Saved entries:
'''

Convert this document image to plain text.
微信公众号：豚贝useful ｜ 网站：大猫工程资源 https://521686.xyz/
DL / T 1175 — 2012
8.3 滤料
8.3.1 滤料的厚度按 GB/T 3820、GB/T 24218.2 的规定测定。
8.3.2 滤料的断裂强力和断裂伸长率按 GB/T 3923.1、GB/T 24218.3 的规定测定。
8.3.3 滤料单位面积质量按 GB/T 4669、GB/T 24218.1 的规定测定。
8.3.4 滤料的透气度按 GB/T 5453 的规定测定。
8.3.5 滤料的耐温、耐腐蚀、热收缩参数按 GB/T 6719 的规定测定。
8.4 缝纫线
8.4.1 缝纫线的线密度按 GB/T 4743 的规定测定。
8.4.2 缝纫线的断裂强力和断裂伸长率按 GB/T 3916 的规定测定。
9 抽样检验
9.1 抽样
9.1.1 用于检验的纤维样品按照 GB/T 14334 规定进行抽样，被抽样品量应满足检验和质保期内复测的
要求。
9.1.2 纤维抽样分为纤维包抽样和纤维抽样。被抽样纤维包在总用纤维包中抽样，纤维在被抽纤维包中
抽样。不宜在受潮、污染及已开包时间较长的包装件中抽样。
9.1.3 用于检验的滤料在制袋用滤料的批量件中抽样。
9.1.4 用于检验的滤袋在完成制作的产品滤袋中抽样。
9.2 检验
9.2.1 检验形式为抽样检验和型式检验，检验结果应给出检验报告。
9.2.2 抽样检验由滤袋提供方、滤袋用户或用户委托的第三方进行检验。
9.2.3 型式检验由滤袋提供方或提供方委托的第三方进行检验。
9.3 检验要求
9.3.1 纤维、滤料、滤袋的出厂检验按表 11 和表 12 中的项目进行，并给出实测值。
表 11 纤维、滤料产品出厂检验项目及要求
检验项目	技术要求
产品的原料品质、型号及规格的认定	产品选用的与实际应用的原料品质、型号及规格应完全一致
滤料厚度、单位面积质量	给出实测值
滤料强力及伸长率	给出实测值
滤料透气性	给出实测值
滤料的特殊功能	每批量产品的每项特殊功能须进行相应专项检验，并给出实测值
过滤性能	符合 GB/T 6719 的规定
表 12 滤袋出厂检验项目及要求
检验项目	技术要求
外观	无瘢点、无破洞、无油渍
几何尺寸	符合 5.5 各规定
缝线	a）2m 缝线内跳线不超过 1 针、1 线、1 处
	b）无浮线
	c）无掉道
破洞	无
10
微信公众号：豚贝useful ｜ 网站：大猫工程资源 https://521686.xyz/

'''

Given task: Copy every line of the records above that holds the word "的规定测定".

The answer:
8.3.1 滤料的厚度按 GB/T 3820、GB/T 24218.2 的规定测定。
8.3.2 滤料的断裂强力和断裂伸长率按 GB/T 3923.1、GB/T 24218.3 的规定测定。
8.3.3 滤料单位面积质量按 GB/T 4669、GB/T 24218.1 的规定测定。
8.3.4 滤料的透气度按 GB/T 5453 的规定测定。
8.3.5 滤料的耐温、耐腐蚀、热收缩参数按 GB/T 6719 的规定测定。
8.4.1 缝纫线的线密度按 GB/T 4743 的规定测定。
8.4.2 缝纫线的断裂强力和断裂伸长率按 GB/T 3916 的规定测定。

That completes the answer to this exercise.